Figure record listings:
-------
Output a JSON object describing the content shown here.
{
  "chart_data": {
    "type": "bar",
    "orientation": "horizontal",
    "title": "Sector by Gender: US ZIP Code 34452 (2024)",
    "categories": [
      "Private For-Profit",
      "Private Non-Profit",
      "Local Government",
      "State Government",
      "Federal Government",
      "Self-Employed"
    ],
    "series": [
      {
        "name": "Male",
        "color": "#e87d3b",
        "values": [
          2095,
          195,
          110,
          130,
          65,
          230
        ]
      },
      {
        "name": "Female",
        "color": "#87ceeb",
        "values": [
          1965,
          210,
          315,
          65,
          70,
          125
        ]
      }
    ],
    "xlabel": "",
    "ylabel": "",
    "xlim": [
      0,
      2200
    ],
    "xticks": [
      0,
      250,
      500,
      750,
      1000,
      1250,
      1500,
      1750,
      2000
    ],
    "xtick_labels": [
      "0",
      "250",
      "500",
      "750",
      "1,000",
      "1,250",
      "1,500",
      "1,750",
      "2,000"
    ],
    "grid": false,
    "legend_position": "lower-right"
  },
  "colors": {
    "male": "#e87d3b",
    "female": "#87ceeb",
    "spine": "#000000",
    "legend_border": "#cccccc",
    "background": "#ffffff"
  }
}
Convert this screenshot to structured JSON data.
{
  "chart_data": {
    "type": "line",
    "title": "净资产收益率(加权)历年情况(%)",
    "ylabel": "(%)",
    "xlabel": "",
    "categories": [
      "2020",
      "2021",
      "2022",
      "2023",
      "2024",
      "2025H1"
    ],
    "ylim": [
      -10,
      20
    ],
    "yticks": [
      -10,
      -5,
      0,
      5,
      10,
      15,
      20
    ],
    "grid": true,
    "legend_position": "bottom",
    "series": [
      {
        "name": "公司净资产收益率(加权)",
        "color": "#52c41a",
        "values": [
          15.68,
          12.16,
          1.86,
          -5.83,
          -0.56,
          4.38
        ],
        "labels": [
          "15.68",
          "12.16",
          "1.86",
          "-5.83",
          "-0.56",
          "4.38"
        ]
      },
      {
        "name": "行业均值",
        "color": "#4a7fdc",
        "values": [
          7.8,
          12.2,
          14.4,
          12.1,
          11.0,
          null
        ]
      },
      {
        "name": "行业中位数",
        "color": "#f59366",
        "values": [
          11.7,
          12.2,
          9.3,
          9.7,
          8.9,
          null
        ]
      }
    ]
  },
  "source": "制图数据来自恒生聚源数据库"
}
-------
Reproduce the full listing word for word.

TASK SOLUTION:
Output a JSON object describing the content shown here.
{
  "chart_data": {
    "type": "bar",
    "orientation": "horizontal",
    "title": "Sector by Gender: US ZIP Code 34452 (2024)",
    "categories": [
      "Private For-Profit",
      "Private Non-Profit",
      "Local Government",
      "State Government",
      "Federal Government",
      "Self-Employed"
    ],
    "series": [
      {
        "name": "Male",
        "color": "#e87d3b",
        "values": [
          2095,
          195,
          110,
          130,
          65,
          230
        ]
      },
      {
        "name": "Female",
        "color": "#87ceeb",
        "values": [
          1965,
          210,
          315,
          65,
          70,
          125
        ]
      }
    ],
    "xlabel": "",
    "ylabel": "",
    "xlim": [
      0,
      2200
    ],
    "xticks": [
      0,
      250,
      500,
      750,
      1000,
      1250,
      1500,
      1750,
      2000
    ],
    "xtick_labels": [
      "0",
      "250",
      "500",
      "750",
      "1,000",
      "1,250",
      "1,500",
      "1,750",
      "2,000"
    ],
    "grid": false,
    "legend_position": "lower-right"
  },
  "colors": {
    "male": "#e87d3b",
    "female": "#87ceeb",
    "spine": "#000000",
    "legend_border": "#cccccc",
    "background": "#ffffff"
  }
}
Convert this screenshot to structured JSON data.
{
  "chart_data": {
    "type": "line",
    "title": "净资产收益率(加权)历年情况(%)",
    "ylabel": "(%)",
    "xlabel": "",
    "categories": [
      "2020",
      "2021",
      "2022",
      "2023",
      "2024",
      "2025H1"
    ],
    "ylim": [
      -10,
      20
    ],
    "yticks": [
      -10,
      -5,
      0,
      5,
      10,
      15,
      20
    ],
    "grid": true,
    "legend_position": "bottom",
    "series": [
      {
        "name": "公司净资产收益率(加权)",
        "color": "#52c41a",
        "values": [
          15.68,
          12.16,
          1.86,
          -5.83,
          -0.56,
          4.38
        ],
        "labels": [
          "15.68",
          "12.16",
          "1.86",
          "-5.83",
          "-0.56",
          "4.38"
        ]
      },
      {
        "name": "行业均值",
        "color": "#4a7fdc",
        "values": [
          7.8,
          12.2,
          14.4,
          12.1,
          11.0,
          null
        ]
      },
      {
        "name": "行业中位数",
        "color": "#f59366",
        "values": [
          11.7,
          12.2,
          9.3,
          9.7,
          8.9,
          null
        ]
      }
    ]
  },
  "source": "制图数据来自恒生聚源数据库"
}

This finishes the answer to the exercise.